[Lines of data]
□ □ □
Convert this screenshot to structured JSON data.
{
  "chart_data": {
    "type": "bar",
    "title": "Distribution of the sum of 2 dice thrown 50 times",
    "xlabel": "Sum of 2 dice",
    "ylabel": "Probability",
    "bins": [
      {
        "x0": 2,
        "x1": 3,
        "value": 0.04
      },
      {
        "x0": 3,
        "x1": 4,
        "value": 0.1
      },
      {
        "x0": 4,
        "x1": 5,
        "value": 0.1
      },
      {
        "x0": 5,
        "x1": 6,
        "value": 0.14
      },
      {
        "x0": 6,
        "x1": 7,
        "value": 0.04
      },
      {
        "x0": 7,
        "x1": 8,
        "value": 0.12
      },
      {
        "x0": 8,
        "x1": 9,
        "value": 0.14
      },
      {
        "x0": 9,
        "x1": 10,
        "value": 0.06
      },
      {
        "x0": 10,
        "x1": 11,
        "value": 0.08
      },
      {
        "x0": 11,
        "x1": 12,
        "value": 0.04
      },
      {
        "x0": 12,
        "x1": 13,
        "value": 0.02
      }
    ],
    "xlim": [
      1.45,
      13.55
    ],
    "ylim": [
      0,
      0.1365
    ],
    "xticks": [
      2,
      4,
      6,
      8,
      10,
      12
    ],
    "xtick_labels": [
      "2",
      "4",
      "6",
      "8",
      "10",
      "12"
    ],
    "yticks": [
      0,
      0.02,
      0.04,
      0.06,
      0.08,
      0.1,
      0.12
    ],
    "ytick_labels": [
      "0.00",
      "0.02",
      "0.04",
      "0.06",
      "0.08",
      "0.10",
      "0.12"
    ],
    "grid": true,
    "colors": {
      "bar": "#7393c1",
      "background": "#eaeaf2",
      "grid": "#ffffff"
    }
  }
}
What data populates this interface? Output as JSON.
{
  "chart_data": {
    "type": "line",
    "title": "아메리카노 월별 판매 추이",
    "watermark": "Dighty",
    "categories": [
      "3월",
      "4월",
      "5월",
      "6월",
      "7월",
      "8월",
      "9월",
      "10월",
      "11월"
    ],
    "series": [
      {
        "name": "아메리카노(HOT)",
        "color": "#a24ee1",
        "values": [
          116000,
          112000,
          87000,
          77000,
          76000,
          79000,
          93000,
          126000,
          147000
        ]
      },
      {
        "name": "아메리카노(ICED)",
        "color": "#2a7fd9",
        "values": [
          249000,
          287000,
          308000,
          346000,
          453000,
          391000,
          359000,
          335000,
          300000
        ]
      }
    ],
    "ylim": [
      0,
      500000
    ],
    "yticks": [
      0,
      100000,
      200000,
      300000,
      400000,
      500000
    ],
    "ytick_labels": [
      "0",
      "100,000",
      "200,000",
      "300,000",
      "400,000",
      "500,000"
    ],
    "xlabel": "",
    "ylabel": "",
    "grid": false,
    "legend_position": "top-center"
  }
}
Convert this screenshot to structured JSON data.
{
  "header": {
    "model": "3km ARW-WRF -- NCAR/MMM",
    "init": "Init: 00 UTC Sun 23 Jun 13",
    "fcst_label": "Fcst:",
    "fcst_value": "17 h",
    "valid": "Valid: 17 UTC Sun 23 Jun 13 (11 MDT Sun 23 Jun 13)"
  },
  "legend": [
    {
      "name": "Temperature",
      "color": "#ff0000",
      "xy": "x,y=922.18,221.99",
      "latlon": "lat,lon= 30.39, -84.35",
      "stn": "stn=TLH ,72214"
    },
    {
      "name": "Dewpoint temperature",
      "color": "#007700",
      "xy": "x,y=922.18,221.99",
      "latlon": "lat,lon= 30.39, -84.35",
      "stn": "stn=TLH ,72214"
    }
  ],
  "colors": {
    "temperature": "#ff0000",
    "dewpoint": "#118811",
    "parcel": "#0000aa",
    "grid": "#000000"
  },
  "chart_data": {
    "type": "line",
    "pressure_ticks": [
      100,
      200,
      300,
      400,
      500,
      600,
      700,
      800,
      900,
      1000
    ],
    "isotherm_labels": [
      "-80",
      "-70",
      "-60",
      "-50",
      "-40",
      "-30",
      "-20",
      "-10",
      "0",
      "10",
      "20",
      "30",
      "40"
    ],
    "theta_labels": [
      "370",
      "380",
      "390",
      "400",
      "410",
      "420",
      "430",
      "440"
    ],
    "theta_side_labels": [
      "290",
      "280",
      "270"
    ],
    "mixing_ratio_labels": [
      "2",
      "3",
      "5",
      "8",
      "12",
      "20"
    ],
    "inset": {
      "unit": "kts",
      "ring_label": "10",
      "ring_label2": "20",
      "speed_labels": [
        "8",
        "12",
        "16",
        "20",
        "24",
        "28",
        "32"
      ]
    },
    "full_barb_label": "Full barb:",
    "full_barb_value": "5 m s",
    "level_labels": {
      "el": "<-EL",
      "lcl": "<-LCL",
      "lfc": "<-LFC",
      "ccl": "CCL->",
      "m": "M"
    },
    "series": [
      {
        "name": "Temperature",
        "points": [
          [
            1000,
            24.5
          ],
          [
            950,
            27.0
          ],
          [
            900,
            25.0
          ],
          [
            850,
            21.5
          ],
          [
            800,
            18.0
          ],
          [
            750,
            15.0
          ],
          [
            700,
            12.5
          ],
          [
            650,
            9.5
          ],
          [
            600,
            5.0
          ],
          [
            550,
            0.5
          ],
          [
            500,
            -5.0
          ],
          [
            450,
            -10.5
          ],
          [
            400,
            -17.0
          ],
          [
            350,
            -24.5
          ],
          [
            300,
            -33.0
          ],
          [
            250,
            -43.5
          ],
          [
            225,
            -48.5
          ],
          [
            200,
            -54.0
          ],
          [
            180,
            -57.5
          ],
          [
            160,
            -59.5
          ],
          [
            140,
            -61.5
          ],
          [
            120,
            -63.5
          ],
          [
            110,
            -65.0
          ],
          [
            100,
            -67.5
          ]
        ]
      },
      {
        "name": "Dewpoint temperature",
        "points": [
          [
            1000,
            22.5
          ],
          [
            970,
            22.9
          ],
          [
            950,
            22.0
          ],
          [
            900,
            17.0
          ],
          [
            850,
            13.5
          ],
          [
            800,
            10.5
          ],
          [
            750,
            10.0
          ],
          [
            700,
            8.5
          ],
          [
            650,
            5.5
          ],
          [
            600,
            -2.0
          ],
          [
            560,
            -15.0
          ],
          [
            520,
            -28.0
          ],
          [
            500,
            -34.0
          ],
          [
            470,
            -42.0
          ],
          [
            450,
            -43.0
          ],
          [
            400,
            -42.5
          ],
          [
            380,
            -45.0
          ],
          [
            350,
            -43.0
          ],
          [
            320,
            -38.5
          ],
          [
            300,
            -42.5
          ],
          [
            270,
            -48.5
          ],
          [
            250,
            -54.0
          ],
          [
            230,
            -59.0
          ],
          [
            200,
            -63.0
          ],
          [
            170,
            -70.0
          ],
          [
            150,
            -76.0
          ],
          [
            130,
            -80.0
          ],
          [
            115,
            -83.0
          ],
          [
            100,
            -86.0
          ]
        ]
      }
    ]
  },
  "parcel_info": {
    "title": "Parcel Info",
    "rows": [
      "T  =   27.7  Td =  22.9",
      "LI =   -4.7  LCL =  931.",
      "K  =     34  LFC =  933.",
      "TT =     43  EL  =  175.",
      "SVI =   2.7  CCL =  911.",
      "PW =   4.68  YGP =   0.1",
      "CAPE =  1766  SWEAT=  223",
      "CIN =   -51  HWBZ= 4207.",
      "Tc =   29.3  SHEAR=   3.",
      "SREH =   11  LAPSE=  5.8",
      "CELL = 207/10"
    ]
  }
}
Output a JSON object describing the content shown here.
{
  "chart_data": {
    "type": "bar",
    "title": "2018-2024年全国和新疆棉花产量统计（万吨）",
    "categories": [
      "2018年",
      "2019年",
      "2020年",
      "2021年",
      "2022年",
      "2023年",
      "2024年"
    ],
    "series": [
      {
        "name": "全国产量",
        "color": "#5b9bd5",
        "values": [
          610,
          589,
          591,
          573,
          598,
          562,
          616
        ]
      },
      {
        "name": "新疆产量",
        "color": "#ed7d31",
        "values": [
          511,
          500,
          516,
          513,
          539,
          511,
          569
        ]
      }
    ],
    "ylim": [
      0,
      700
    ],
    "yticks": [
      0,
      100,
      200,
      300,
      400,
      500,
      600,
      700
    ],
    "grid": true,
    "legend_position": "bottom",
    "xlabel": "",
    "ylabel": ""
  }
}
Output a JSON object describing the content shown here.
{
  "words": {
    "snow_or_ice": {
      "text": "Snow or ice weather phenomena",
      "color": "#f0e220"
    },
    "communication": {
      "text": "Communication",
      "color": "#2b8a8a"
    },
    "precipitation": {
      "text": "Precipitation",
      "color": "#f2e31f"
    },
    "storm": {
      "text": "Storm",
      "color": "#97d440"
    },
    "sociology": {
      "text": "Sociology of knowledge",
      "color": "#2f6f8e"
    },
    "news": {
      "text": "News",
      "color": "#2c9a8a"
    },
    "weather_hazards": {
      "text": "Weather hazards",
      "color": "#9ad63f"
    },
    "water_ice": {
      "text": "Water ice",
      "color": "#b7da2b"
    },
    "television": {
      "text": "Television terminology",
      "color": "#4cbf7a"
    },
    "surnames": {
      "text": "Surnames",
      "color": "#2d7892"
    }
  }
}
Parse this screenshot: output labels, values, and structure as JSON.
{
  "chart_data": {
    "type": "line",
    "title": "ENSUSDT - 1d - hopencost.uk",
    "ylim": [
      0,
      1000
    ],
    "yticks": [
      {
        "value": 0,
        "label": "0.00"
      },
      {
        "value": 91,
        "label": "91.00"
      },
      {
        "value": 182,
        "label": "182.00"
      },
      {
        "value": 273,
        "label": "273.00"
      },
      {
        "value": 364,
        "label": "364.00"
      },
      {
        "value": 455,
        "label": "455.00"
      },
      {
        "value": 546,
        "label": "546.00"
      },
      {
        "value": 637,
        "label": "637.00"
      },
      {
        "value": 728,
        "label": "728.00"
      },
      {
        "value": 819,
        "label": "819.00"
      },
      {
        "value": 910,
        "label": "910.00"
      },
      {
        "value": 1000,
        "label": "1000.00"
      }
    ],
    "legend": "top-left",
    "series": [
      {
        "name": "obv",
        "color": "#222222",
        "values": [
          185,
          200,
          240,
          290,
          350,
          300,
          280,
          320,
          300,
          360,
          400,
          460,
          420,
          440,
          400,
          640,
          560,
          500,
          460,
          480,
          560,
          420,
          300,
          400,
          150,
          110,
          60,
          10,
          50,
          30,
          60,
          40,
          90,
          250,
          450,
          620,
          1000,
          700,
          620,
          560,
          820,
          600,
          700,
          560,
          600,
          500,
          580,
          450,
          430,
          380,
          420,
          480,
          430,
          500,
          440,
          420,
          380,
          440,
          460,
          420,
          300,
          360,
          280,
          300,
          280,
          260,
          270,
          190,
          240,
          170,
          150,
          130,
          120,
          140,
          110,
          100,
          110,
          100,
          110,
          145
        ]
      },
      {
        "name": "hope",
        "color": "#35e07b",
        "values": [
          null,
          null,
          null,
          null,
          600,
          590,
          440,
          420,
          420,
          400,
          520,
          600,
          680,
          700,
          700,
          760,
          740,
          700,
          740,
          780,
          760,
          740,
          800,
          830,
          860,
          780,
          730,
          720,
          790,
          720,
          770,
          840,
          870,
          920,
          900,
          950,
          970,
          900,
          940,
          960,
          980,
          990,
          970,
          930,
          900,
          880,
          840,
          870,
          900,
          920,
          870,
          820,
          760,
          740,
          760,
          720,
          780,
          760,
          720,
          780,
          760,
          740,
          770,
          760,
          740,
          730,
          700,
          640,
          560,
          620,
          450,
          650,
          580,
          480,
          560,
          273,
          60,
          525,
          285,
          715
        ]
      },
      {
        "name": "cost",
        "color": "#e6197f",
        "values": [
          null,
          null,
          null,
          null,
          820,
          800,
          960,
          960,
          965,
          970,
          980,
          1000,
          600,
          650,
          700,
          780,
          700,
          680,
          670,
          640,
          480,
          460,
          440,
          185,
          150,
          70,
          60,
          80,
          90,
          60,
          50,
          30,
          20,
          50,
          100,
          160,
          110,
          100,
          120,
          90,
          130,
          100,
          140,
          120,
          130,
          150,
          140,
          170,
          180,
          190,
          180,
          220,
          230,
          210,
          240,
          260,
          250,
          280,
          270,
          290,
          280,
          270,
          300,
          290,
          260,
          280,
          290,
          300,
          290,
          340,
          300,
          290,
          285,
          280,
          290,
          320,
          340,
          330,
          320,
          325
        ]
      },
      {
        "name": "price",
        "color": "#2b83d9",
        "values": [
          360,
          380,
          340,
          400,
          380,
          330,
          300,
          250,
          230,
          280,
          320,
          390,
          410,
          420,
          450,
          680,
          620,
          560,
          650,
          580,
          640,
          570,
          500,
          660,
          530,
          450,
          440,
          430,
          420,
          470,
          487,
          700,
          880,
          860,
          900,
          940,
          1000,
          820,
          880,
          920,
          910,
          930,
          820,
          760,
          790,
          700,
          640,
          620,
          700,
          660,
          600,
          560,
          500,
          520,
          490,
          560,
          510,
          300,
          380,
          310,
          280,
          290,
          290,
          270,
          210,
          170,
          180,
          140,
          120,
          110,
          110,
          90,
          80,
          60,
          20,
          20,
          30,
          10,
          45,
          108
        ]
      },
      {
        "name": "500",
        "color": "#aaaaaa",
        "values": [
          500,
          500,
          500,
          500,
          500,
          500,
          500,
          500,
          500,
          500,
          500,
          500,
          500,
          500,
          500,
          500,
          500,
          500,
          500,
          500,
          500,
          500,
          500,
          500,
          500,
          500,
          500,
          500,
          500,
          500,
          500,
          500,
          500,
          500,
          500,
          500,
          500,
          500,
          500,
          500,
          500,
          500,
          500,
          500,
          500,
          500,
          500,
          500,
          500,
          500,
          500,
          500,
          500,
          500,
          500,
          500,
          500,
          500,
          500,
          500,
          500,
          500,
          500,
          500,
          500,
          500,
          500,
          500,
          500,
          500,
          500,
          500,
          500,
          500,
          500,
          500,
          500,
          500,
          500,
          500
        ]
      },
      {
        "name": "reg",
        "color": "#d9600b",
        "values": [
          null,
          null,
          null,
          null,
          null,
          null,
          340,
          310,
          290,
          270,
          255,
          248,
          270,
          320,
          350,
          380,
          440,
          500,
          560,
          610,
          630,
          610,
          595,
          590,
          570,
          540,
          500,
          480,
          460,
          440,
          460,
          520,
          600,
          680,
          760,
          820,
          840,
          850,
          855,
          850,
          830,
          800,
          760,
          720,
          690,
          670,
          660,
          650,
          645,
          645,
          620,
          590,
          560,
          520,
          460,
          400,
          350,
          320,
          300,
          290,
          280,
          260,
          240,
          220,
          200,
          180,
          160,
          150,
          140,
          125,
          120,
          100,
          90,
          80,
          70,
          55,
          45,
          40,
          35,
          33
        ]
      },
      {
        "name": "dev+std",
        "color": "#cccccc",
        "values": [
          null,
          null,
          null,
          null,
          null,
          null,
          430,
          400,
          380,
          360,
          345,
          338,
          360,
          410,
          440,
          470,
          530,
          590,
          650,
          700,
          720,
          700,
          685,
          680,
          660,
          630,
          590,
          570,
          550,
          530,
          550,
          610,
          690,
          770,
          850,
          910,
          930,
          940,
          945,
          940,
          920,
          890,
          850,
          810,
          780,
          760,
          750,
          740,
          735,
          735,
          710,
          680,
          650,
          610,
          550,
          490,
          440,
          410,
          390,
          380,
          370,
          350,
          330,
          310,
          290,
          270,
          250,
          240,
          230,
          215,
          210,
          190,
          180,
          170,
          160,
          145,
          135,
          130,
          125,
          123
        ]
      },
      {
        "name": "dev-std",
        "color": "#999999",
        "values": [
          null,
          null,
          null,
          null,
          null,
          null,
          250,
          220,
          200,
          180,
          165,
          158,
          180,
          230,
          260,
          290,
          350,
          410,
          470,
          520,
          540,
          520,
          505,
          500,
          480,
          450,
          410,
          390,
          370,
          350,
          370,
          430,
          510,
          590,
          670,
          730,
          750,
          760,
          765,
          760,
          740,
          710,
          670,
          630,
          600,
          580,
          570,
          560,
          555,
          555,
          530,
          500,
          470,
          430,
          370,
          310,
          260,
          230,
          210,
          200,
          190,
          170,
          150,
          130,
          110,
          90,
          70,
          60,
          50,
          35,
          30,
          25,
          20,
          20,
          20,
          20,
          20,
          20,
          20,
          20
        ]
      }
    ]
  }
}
□ □ □
DIRECTIONS FOR THIS TASK: Locate the lines above that contain "grid" and copy them.

WRITTEN RESPONSE:
    "grid": true,
      "grid": "#ffffff"
    "grid": false,
    "grid": "#000000"
    "grid": true,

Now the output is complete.